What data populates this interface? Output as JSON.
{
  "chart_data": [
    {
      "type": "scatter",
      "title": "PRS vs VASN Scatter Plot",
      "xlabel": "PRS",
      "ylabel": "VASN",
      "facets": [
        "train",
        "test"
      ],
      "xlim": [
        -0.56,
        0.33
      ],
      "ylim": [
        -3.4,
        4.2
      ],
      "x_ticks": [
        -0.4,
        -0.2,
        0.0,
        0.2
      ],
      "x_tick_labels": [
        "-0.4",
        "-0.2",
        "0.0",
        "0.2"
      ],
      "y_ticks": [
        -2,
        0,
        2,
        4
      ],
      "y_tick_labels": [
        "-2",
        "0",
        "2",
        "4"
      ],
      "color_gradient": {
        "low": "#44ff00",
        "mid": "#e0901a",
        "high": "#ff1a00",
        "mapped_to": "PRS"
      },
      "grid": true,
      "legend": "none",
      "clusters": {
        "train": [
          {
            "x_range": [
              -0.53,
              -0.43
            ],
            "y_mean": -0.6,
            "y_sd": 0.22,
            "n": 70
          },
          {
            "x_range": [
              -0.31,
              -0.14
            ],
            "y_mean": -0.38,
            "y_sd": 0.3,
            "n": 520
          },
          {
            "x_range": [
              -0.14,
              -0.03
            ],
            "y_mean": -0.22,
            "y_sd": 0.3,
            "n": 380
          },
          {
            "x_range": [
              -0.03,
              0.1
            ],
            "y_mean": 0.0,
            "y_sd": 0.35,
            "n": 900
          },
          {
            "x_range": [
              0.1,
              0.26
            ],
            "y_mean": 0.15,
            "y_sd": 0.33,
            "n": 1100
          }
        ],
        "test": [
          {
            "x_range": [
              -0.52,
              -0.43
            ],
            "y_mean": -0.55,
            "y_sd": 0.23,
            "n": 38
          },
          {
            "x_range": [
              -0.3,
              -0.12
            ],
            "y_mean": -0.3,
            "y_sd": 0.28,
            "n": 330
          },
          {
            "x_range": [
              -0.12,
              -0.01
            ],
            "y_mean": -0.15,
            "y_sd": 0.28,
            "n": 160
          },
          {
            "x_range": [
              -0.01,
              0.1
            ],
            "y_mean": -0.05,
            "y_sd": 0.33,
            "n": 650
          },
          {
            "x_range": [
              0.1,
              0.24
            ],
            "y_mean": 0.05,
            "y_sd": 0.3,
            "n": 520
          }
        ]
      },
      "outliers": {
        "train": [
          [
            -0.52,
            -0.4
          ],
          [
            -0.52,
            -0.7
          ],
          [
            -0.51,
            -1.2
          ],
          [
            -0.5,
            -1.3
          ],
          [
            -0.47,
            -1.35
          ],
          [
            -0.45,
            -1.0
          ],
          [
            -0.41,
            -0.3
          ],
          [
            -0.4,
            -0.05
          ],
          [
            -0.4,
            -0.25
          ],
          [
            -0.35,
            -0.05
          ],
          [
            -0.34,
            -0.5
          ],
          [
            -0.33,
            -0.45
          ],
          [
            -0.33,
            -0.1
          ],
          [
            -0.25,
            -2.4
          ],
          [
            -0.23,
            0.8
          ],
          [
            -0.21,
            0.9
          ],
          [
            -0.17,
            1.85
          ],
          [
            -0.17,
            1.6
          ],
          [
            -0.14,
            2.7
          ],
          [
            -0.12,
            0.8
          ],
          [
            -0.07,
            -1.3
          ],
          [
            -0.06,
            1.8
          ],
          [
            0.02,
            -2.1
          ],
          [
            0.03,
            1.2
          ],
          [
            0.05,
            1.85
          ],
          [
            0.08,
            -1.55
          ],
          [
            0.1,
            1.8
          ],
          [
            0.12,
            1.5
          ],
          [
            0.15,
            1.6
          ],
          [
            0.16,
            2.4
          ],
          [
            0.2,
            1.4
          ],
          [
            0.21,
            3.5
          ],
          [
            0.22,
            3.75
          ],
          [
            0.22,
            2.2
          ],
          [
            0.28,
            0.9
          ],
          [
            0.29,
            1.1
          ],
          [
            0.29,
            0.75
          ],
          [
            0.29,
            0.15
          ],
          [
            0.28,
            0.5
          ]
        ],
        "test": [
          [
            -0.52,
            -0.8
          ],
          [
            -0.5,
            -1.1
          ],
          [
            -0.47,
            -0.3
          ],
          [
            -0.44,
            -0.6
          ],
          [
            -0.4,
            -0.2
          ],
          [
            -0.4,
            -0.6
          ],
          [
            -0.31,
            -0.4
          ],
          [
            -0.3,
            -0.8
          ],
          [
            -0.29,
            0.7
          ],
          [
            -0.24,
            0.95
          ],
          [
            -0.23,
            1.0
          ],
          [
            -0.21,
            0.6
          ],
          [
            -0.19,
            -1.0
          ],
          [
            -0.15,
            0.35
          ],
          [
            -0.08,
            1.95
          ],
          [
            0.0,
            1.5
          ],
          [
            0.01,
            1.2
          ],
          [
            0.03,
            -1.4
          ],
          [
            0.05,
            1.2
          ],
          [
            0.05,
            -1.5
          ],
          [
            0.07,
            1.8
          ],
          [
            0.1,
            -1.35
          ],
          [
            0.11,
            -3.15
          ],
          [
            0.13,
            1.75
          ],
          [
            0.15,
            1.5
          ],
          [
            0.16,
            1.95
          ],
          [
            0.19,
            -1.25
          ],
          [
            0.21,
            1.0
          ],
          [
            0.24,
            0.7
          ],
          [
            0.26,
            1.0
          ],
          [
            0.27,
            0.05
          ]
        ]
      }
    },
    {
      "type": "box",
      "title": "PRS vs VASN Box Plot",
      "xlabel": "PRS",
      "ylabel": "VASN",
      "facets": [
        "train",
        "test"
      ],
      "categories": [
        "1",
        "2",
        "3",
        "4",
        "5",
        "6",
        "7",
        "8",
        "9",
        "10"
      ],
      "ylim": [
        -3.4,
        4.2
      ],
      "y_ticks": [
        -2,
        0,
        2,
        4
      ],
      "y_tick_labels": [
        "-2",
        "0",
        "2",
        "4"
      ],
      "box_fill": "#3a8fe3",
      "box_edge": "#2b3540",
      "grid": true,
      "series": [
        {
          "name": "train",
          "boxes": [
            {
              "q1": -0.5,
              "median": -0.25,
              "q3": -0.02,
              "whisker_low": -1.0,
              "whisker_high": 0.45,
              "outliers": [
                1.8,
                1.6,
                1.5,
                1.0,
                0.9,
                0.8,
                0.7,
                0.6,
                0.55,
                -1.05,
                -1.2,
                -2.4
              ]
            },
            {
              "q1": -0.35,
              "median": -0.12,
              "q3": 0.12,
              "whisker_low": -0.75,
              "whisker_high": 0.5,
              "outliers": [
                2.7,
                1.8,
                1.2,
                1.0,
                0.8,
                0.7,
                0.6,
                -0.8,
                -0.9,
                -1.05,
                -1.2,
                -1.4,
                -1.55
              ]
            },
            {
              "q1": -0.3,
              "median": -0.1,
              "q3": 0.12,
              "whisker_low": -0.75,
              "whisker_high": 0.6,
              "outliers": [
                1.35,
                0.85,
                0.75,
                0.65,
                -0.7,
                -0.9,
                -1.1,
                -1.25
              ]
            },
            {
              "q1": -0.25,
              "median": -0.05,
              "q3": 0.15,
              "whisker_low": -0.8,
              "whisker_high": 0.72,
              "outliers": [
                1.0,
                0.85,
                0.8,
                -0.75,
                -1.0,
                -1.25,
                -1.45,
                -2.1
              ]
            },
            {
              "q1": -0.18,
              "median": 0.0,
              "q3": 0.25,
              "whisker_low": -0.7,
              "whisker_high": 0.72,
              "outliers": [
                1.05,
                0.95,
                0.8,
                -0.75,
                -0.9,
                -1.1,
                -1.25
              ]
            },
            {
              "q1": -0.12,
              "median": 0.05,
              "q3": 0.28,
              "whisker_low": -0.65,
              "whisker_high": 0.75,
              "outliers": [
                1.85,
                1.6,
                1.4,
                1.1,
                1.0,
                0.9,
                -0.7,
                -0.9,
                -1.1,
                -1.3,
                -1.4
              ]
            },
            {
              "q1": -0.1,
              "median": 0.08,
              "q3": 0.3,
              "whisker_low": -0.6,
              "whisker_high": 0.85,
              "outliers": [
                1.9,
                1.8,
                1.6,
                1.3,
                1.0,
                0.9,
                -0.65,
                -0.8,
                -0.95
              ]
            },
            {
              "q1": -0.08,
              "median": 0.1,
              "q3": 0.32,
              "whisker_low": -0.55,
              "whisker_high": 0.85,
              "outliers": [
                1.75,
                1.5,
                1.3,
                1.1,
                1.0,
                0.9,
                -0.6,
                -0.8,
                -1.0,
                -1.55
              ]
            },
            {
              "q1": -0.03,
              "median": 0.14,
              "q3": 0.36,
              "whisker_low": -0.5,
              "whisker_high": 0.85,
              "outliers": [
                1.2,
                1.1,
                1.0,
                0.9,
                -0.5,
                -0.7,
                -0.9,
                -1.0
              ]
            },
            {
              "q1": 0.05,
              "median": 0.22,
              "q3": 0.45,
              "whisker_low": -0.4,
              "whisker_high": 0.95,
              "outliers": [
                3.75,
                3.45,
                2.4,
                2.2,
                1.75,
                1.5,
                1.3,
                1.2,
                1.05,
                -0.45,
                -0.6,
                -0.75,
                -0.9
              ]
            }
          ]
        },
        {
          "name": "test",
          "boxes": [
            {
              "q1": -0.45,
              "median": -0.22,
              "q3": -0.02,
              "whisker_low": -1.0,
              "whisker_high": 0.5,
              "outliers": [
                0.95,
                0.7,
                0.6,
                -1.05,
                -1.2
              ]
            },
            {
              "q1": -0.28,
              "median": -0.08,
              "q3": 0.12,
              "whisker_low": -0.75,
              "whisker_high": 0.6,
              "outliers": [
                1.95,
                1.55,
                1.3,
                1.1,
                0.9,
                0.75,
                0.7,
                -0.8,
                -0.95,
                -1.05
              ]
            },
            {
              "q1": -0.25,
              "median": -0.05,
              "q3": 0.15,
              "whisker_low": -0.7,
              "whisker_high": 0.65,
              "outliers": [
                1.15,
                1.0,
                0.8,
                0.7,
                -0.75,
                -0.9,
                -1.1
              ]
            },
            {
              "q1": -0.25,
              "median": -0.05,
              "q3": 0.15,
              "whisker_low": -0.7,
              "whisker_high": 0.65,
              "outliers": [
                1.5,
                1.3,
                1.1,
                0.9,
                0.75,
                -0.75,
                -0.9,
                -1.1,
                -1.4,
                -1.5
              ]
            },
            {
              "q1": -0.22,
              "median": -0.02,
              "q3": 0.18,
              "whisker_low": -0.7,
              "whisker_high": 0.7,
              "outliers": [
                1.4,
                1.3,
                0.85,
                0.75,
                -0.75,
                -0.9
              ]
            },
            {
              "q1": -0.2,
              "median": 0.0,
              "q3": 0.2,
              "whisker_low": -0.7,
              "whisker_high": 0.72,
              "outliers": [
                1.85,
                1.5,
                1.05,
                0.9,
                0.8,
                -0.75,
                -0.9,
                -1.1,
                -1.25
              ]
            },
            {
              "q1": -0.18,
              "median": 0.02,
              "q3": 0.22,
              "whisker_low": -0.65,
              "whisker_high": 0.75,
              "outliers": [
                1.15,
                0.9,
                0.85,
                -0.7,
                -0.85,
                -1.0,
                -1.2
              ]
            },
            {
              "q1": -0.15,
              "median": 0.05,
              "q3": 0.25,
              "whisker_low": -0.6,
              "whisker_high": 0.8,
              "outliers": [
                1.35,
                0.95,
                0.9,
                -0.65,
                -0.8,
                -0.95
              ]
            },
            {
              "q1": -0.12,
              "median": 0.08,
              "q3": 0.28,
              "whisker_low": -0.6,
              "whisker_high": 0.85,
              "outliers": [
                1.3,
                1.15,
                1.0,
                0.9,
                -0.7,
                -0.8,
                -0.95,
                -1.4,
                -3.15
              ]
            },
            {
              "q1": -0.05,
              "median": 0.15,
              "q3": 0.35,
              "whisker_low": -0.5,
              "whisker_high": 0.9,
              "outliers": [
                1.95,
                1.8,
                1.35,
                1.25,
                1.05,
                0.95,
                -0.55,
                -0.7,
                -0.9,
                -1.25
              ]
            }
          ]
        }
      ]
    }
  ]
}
———
* **Do this**:
From the entries above, extract every line where the word "Plot" appears.

* **Solution to the exercise**:
      "title": "PRS vs VASN Scatter Plot",
      "title": "PRS vs VASN Box Plot",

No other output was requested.